What is required >> In full and without deviation, write out the entries that follow.

Task data >>
----

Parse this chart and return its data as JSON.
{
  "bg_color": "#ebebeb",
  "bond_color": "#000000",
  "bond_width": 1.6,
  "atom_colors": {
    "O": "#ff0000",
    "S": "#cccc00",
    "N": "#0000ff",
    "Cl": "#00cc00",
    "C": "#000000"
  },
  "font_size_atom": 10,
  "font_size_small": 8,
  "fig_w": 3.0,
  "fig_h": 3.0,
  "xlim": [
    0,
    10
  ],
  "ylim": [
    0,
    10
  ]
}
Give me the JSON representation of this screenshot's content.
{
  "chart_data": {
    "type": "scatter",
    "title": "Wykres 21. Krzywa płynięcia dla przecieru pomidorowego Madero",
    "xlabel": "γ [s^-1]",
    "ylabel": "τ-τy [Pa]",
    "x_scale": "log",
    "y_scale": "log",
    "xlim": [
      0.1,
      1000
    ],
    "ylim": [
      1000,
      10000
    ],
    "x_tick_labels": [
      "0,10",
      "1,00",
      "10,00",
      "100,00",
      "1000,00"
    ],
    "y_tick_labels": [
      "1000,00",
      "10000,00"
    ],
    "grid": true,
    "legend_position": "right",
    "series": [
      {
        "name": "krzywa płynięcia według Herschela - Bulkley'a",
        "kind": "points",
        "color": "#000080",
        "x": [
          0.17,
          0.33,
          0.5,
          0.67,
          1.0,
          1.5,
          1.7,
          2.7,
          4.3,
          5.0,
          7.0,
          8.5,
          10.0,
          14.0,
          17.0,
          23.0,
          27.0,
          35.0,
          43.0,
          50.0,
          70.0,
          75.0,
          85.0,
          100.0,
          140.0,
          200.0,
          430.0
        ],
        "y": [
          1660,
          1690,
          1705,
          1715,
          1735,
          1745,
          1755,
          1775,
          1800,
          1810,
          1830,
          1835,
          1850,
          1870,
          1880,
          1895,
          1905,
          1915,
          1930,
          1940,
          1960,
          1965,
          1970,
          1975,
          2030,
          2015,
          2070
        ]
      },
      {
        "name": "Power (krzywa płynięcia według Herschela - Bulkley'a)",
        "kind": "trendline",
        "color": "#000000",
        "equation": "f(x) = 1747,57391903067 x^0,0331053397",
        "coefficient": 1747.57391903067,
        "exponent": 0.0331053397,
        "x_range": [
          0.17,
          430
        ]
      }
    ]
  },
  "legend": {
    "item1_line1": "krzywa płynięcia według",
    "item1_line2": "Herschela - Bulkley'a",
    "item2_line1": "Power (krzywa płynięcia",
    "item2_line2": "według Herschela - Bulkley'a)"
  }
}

----

Finished exercise >>
Parse this chart and return its data as JSON.
{
  "bg_color": "#ebebeb",
  "bond_color": "#000000",
  "bond_width": 1.6,
  "atom_colors": {
    "O": "#ff0000",
    "S": "#cccc00",
    "N": "#0000ff",
    "Cl": "#00cc00",
    "C": "#000000"
  },
  "font_size_atom": 10,
  "font_size_small": 8,
  "fig_w": 3.0,
  "fig_h": 3.0,
  "xlim": [
    0,
    10
  ],
  "ylim": [
    0,
    10
  ]
}
Give me the JSON representation of this screenshot's content.
{
  "chart_data": {
    "type": "scatter",
    "title": "Wykres 21. Krzywa płynięcia dla przecieru pomidorowego Madero",
    "xlabel": "γ [s^-1]",
    "ylabel": "τ-τy [Pa]",
    "x_scale": "log",
    "y_scale": "log",
    "xlim": [
      0.1,
      1000
    ],
    "ylim": [
      1000,
      10000
    ],
    "x_tick_labels": [
      "0,10",
      "1,00",
      "10,00",
      "100,00",
      "1000,00"
    ],
    "y_tick_labels": [
      "1000,00",
      "10000,00"
    ],
    "grid": true,
    "legend_position": "right",
    "series": [
      {
        "name": "krzywa płynięcia według Herschela - Bulkley'a",
        "kind": "points",
        "color": "#000080",
        "x": [
          0.17,
          0.33,
          0.5,
          0.67,
          1.0,
          1.5,
          1.7,
          2.7,
          4.3,
          5.0,
          7.0,
          8.5,
          10.0,
          14.0,
          17.0,
          23.0,
          27.0,
          35.0,
          43.0,
          50.0,
          70.0,
          75.0,
          85.0,
          100.0,
          140.0,
          200.0,
          430.0
        ],
        "y": [
          1660,
          1690,
          1705,
          1715,
          1735,
          1745,
          1755,
          1775,
          1800,
          1810,
          1830,
          1835,
          1850,
          1870,
          1880,
          1895,
          1905,
          1915,
          1930,
          1940,
          1960,
          1965,
          1970,
          1975,
          2030,
          2015,
          2070
        ]
      },
      {
        "name": "Power (krzywa płynięcia według Herschela - Bulkley'a)",
        "kind": "trendline",
        "color": "#000000",
        "equation": "f(x) = 1747,57391903067 x^0,0331053397",
        "coefficient": 1747.57391903067,
        "exponent": 0.0331053397,
        "x_range": [
          0.17,
          430
        ]
      }
    ]
  },
  "legend": {
    "item1_line1": "krzywa płynięcia według",
    "item1_line2": "Herschela - Bulkley'a",
    "item2_line1": "Power (krzywa płynięcia",
    "item2_line2": "według Herschela - Bulkley'a)"
  }
}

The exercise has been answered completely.